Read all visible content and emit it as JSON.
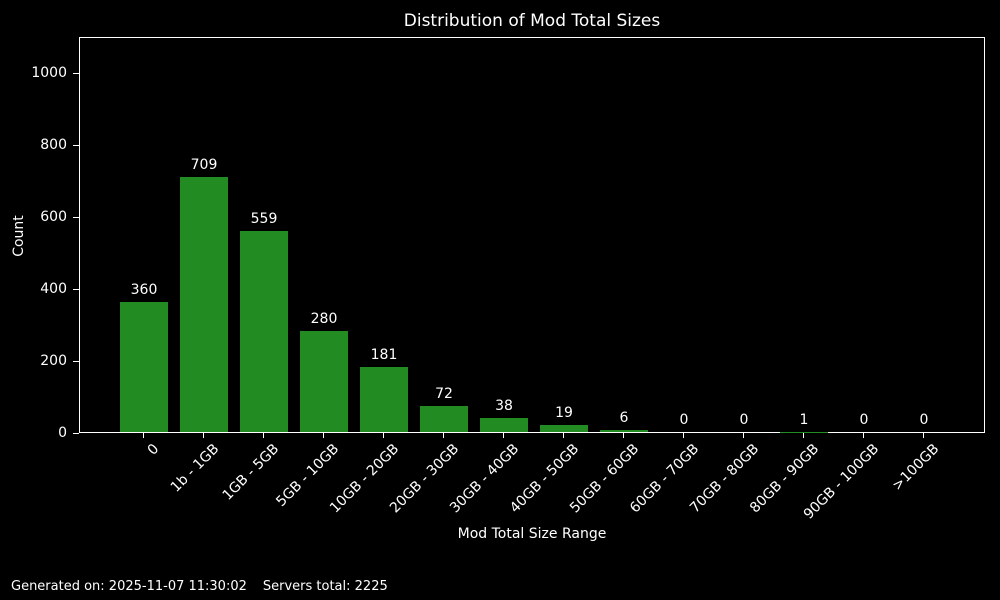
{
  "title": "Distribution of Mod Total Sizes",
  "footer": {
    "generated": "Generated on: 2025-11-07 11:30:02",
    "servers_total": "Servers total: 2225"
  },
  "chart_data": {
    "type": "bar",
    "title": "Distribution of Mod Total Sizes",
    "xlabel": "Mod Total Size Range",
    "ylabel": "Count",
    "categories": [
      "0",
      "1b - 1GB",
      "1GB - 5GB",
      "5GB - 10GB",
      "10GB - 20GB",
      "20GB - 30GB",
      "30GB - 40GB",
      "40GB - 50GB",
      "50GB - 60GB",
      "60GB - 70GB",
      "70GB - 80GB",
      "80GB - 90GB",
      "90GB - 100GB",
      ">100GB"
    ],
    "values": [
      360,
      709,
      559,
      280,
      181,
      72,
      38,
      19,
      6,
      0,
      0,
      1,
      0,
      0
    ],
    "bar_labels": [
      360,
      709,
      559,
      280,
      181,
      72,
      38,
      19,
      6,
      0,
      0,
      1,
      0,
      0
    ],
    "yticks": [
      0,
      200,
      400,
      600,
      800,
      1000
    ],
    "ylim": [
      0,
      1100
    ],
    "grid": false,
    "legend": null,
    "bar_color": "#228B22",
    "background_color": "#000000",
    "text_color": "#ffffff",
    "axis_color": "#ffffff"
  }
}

+++++

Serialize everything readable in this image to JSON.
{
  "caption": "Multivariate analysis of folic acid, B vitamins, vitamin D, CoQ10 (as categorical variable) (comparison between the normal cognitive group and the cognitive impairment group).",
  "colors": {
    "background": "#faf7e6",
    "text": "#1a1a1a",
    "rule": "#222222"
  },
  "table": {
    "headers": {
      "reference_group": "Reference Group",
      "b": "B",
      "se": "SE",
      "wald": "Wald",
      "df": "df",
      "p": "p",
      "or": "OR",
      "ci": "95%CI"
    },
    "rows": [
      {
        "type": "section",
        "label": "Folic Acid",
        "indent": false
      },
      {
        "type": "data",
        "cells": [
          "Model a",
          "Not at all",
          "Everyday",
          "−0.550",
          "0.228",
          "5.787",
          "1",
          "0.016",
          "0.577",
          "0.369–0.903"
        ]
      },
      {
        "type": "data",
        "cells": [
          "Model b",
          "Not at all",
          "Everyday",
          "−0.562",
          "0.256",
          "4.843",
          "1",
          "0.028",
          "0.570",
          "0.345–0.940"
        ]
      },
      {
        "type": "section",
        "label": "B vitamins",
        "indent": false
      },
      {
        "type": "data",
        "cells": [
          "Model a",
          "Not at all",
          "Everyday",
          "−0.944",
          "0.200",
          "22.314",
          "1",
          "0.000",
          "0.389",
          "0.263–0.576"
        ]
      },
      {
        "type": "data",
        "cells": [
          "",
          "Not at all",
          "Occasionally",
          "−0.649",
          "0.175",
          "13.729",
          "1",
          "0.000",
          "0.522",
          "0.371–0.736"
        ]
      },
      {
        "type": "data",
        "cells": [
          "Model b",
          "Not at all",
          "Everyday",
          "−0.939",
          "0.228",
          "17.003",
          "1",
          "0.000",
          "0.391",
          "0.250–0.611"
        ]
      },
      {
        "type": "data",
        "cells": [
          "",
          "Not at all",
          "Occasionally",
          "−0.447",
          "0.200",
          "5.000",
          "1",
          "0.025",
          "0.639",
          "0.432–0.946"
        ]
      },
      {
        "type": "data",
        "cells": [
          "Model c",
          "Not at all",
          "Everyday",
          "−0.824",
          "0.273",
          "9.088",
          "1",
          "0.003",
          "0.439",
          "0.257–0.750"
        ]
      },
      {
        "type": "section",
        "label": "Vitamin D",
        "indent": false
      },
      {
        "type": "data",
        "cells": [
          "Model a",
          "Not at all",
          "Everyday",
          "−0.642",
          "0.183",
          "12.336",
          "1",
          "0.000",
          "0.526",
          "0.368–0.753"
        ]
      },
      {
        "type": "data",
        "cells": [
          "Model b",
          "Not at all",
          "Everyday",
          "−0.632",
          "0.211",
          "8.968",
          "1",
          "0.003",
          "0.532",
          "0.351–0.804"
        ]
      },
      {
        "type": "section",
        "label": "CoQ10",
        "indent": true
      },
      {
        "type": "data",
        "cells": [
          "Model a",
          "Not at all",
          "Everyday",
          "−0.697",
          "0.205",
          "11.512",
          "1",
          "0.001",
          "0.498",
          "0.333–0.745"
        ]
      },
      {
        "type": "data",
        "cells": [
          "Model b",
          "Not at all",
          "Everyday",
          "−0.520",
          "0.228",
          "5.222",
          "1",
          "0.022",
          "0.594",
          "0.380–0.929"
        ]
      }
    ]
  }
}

+++++

# PROBLEM TO WORK ON
Look above for every line with the word "JSON" and copy it.

# COMPLETE OUTPUT
Read all visible content and emit it as JSON.
Serialize everything readable in this image to JSON.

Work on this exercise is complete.